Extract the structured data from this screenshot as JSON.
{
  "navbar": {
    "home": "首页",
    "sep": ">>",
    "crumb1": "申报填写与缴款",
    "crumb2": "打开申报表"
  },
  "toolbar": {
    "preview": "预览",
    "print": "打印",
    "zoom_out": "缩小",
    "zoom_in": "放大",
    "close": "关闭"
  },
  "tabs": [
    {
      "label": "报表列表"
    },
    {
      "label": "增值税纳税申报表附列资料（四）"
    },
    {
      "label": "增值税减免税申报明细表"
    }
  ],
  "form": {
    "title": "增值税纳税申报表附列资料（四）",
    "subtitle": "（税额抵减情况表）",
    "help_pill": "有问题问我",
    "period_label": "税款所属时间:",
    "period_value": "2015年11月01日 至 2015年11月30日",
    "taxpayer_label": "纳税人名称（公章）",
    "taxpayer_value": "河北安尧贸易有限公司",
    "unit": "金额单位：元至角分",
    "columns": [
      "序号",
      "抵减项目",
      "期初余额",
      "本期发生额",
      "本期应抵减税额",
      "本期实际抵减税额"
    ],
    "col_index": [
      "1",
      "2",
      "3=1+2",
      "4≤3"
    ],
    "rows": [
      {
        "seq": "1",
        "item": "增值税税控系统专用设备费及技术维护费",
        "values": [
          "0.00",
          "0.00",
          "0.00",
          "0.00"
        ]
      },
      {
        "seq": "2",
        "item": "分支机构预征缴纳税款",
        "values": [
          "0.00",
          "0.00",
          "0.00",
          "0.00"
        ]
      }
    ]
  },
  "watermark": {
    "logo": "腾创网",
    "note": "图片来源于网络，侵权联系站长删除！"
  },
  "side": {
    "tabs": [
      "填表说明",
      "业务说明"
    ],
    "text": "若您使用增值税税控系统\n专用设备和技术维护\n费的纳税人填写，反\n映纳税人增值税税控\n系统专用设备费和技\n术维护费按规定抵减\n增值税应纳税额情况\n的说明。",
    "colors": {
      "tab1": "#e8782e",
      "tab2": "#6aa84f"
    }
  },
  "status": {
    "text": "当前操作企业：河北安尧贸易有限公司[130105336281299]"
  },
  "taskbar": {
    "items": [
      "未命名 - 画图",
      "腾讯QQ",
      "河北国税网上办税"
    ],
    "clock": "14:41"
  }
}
=====
=== Set problem ===
Your task is to quote all of the data word for word.

=== Finished answer ===
Extract the structured data from this screenshot as JSON.
{
  "navbar": {
    "home": "首页",
    "sep": ">>",
    "crumb1": "申报填写与缴款",
    "crumb2": "打开申报表"
  },
  "toolbar": {
    "preview": "预览",
    "print": "打印",
    "zoom_out": "缩小",
    "zoom_in": "放大",
    "close": "关闭"
  },
  "tabs": [
    {
      "label": "报表列表"
    },
    {
      "label": "增值税纳税申报表附列资料（四）"
    },
    {
      "label": "增值税减免税申报明细表"
    }
  ],
  "form": {
    "title": "增值税纳税申报表附列资料（四）",
    "subtitle": "（税额抵减情况表）",
    "help_pill": "有问题问我",
    "period_label": "税款所属时间:",
    "period_value": "2015年11月01日 至 2015年11月30日",
    "taxpayer_label": "纳税人名称（公章）",
    "taxpayer_value": "河北安尧贸易有限公司",
    "unit": "金额单位：元至角分",
    "columns": [
      "序号",
      "抵减项目",
      "期初余额",
      "本期发生额",
      "本期应抵减税额",
      "本期实际抵减税额"
    ],
    "col_index": [
      "1",
      "2",
      "3=1+2",
      "4≤3"
    ],
    "rows": [
      {
        "seq": "1",
        "item": "增值税税控系统专用设备费及技术维护费",
        "values": [
          "0.00",
          "0.00",
          "0.00",
          "0.00"
        ]
      },
      {
        "seq": "2",
        "item": "分支机构预征缴纳税款",
        "values": [
          "0.00",
          "0.00",
          "0.00",
          "0.00"
        ]
      }
    ]
  },
  "watermark": {
    "logo": "腾创网",
    "note": "图片来源于网络，侵权联系站长删除！"
  },
  "side": {
    "tabs": [
      "填表说明",
      "业务说明"
    ],
    "text": "若您使用增值税税控系统\n专用设备和技术维护\n费的纳税人填写，反\n映纳税人增值税税控\n系统专用设备费和技\n术维护费按规定抵减\n增值税应纳税额情况\n的说明。",
    "colors": {
      "tab1": "#e8782e",
      "tab2": "#6aa84f"
    }
  },
  "status": {
    "text": "当前操作企业：河北安尧贸易有限公司[130105336281299]"
  },
  "taskbar": {
    "items": [
      "未命名 - 画图",
      "腾讯QQ",
      "河北国税网上办税"
    ],
    "clock": "14:41"
  }
}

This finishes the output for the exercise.